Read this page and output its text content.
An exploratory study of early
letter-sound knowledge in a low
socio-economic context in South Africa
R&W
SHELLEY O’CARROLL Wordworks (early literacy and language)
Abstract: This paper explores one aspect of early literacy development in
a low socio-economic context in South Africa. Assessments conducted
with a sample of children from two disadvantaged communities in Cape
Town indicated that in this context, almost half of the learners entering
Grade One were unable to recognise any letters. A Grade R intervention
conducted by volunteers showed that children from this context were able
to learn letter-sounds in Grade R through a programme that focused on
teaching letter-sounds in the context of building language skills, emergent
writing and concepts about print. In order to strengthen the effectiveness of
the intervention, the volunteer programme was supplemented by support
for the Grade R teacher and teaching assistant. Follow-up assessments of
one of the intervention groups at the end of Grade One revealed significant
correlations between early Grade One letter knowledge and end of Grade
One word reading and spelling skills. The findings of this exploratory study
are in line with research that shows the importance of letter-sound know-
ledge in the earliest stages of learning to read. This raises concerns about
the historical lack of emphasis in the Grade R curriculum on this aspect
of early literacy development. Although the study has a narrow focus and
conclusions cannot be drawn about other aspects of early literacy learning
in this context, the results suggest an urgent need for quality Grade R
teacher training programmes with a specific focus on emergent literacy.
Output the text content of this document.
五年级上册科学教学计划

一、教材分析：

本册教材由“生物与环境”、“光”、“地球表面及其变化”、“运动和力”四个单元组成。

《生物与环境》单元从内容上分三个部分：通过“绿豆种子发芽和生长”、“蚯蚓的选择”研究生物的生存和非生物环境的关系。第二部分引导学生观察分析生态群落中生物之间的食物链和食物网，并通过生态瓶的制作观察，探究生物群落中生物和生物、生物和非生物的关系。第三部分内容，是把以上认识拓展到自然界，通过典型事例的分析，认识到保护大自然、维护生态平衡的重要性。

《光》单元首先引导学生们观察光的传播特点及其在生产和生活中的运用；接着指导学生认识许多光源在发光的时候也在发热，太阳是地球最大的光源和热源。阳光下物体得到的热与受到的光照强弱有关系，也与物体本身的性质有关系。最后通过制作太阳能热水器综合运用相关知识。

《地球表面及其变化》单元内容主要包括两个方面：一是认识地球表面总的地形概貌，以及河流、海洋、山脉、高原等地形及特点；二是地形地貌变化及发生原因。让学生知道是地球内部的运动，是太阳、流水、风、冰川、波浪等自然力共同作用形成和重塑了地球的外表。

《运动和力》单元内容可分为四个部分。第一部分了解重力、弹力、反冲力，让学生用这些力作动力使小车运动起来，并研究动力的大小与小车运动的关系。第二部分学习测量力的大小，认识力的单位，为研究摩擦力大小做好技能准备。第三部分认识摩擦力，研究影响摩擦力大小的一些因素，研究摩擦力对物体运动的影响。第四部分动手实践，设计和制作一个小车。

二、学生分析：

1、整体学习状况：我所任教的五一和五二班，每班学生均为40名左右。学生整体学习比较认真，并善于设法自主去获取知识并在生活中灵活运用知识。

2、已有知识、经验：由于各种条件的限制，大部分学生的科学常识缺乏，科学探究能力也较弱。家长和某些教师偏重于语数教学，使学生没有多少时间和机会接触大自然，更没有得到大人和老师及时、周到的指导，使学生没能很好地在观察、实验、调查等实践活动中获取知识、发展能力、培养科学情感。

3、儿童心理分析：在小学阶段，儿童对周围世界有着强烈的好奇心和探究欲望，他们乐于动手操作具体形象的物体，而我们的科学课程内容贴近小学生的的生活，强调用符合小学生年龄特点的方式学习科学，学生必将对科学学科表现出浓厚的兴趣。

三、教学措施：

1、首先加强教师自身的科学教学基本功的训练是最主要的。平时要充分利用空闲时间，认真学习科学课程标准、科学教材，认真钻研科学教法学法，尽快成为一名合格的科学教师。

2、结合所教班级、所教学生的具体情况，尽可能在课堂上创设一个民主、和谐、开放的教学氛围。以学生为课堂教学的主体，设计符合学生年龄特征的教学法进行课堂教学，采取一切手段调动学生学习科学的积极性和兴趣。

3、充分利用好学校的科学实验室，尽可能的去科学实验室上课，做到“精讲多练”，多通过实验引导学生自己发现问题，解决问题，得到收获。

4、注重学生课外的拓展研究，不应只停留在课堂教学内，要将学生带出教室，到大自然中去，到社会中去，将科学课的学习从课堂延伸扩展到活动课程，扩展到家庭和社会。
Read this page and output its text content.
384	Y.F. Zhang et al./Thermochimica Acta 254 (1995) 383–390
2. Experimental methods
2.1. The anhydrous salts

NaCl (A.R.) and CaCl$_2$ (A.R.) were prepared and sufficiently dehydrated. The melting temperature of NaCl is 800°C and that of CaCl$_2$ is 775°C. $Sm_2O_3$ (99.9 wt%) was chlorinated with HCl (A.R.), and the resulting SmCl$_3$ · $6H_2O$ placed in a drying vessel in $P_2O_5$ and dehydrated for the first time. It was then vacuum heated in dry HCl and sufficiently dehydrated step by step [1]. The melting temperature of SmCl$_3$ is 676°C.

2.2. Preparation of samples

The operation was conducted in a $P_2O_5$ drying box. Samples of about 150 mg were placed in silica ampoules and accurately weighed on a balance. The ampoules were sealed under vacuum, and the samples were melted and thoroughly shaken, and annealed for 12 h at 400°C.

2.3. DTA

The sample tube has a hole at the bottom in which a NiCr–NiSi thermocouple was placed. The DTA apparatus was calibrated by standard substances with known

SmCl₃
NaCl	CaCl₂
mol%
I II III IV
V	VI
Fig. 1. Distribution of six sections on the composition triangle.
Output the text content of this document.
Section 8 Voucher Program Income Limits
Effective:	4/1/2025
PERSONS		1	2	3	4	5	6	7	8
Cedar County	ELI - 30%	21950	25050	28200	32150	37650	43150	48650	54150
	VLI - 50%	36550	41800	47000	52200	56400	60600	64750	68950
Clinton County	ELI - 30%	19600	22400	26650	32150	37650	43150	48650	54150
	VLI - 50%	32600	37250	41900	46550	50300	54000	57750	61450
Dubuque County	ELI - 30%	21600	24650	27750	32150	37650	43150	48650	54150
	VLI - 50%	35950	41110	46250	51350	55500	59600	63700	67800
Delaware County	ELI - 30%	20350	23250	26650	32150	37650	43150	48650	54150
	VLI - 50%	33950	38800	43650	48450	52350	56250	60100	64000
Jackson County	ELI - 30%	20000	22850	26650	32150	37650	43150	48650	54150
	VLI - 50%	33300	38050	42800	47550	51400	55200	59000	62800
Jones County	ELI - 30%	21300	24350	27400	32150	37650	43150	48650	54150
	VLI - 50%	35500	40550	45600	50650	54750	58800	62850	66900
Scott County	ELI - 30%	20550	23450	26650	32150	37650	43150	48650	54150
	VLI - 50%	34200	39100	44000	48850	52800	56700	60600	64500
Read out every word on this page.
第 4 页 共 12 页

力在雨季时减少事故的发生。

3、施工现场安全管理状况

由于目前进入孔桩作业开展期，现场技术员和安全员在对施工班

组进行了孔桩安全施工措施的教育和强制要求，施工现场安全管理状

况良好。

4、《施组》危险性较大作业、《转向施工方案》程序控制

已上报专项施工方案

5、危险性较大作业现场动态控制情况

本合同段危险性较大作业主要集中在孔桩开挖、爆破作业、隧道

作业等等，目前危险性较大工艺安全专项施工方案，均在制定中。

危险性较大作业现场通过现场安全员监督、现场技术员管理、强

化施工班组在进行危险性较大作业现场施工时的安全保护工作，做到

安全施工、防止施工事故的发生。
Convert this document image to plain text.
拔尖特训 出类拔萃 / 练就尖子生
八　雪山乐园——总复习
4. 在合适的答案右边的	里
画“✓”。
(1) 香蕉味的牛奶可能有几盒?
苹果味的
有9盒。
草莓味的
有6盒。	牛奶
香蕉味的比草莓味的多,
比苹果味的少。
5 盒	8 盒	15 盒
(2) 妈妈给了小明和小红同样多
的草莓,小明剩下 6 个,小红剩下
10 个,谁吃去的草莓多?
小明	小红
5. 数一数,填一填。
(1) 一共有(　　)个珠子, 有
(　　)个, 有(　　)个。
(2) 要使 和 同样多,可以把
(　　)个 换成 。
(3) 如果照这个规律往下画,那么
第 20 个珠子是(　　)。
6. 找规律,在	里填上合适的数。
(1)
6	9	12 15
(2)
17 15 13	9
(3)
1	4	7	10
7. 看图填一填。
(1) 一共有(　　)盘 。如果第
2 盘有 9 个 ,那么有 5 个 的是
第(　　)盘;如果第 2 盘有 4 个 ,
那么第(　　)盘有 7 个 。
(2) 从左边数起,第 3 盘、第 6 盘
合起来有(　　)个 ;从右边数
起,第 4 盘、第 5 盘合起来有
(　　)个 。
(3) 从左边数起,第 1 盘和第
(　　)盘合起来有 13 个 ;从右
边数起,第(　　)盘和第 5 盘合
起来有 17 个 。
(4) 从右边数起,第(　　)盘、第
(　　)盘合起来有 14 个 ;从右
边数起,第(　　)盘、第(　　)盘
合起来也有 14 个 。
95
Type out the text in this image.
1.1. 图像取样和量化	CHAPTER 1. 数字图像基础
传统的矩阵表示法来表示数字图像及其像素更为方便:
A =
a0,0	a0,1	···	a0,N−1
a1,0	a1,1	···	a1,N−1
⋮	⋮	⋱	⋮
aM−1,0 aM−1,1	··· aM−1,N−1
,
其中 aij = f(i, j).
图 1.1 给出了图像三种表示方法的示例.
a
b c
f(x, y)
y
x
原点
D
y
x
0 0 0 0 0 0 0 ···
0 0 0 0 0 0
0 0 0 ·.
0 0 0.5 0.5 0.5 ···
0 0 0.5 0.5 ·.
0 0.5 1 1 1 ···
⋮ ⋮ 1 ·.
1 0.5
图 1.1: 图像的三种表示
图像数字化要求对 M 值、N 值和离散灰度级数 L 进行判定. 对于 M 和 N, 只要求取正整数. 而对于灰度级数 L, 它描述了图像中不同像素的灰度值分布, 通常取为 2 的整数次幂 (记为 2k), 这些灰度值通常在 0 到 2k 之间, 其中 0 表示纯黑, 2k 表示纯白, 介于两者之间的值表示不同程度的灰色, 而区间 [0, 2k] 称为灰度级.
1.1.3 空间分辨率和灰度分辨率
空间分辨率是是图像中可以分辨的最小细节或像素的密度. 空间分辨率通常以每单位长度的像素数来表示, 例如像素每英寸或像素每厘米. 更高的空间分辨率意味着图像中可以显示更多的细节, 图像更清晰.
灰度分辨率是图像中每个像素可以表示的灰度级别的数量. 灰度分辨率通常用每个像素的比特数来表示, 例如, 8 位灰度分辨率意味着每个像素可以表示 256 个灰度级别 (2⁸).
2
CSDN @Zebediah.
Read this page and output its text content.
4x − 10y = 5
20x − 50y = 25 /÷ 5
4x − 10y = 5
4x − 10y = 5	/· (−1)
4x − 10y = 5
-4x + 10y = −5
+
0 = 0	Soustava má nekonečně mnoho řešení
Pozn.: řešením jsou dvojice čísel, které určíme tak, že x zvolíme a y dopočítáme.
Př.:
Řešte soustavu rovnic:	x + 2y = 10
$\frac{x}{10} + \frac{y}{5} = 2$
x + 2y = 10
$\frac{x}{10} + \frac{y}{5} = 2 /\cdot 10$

________

_WHAT TO DO_: Reply with one number only: how many lines of the listing hold "knowledge"?

_SOLVED EXERCISE_: 2